:: REQUIRED WORK ::
Within the data below, state how many lines contain the string "Escape". Provide the number only.

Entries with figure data
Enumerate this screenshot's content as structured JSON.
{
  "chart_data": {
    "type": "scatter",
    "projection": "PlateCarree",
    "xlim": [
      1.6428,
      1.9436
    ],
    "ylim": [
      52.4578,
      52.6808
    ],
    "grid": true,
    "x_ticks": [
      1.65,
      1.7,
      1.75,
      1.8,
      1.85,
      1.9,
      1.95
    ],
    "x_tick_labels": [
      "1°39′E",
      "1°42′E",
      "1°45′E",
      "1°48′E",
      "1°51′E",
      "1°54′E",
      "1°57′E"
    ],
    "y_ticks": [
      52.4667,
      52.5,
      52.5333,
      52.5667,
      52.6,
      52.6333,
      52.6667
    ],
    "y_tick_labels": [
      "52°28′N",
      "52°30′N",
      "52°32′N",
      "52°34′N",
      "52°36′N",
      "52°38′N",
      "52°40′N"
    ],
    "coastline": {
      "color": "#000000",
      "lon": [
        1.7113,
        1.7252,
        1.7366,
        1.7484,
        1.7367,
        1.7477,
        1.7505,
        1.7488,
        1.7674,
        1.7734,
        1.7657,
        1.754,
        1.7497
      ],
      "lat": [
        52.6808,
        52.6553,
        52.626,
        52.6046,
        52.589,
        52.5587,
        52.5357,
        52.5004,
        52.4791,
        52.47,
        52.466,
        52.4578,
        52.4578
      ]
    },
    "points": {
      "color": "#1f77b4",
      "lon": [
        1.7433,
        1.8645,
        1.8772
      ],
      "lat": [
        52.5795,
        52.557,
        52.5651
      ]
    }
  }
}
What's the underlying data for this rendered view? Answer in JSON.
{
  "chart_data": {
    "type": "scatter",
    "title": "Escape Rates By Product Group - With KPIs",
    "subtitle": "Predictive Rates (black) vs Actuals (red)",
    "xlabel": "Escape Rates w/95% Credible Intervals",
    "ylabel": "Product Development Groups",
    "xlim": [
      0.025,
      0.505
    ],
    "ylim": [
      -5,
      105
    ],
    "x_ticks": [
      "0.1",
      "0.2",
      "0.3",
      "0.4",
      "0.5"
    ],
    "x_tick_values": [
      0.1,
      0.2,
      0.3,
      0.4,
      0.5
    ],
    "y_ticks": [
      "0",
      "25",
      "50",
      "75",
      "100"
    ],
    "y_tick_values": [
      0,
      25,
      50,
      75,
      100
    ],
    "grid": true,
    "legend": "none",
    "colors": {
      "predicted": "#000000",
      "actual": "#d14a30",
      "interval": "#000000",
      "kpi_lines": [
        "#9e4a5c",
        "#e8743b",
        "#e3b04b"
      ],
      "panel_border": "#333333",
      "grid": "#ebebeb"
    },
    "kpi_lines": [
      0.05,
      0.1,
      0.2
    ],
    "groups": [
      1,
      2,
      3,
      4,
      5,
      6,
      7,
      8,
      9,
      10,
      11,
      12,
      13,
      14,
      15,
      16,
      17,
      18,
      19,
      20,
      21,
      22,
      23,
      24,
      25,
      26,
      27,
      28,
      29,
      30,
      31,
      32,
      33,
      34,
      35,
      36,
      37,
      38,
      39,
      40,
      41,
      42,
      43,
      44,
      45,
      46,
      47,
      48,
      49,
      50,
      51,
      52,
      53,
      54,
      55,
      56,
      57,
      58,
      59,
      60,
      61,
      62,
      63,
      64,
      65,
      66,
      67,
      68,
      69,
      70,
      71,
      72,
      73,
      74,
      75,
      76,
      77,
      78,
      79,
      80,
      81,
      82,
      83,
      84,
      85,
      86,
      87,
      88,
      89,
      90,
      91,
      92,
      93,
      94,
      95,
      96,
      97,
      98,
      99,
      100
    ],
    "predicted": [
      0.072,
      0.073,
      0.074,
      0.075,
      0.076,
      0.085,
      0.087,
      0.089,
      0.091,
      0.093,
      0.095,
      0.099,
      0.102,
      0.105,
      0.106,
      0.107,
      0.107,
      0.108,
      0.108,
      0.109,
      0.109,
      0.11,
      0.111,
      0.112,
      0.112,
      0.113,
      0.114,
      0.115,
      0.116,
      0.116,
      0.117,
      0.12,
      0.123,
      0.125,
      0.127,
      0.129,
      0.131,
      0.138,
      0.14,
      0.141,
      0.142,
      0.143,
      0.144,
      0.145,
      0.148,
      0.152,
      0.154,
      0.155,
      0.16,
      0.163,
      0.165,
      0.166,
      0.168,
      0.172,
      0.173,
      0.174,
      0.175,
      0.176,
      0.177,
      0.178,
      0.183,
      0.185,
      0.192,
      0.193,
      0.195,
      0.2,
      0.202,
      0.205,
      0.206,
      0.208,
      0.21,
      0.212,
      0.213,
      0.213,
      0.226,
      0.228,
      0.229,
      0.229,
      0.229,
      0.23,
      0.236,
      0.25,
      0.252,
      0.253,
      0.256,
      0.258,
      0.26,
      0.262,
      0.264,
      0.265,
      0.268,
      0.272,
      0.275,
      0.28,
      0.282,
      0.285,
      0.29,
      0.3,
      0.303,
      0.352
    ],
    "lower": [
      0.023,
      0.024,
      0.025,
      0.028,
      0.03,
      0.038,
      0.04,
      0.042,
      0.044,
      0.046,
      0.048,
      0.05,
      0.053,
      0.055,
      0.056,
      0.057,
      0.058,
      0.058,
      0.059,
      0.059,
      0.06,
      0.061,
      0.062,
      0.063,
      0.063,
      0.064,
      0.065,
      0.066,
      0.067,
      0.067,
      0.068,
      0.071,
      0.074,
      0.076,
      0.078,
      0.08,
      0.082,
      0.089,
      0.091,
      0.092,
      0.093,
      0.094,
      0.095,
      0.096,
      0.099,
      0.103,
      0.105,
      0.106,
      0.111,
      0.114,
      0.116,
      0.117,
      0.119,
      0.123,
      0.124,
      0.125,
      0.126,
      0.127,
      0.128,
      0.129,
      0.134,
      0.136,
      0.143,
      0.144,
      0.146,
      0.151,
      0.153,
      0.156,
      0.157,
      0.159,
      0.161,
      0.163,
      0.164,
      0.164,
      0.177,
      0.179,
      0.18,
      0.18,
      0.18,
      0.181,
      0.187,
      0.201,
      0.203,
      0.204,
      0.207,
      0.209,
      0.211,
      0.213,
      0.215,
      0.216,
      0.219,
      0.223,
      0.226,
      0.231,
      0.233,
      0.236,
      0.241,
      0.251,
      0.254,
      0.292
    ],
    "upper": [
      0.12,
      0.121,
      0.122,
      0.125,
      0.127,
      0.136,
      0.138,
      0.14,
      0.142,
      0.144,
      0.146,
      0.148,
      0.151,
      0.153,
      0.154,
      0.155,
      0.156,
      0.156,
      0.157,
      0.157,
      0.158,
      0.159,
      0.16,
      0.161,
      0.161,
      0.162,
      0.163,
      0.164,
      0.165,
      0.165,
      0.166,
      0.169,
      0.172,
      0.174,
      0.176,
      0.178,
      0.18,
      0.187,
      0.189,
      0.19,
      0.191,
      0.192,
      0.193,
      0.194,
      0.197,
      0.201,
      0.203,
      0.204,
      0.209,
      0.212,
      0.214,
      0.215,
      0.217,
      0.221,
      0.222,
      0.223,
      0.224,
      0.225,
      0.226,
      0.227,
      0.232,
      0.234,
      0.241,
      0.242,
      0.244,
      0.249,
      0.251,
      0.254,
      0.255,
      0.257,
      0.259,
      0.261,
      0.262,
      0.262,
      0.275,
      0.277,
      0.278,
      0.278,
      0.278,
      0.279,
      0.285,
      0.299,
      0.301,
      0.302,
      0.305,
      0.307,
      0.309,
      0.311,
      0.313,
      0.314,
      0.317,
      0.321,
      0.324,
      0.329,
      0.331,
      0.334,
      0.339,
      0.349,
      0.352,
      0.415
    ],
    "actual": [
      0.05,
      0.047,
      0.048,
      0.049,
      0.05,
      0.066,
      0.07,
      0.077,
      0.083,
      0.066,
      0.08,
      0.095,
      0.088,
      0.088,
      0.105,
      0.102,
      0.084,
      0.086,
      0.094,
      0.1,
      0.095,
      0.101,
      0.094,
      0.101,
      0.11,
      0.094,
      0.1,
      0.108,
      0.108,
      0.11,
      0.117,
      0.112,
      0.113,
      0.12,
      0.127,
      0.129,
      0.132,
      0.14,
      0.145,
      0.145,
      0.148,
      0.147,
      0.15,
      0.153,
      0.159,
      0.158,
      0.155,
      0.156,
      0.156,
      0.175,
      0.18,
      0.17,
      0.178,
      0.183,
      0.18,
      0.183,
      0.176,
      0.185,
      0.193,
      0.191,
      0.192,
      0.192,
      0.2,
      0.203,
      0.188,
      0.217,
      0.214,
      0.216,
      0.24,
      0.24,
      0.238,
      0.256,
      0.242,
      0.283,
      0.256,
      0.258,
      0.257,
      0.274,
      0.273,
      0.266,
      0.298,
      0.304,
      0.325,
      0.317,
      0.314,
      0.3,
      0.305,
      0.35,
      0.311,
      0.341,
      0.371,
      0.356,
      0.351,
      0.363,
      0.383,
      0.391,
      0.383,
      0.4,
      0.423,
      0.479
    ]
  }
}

:: FULL ANSWER ::
2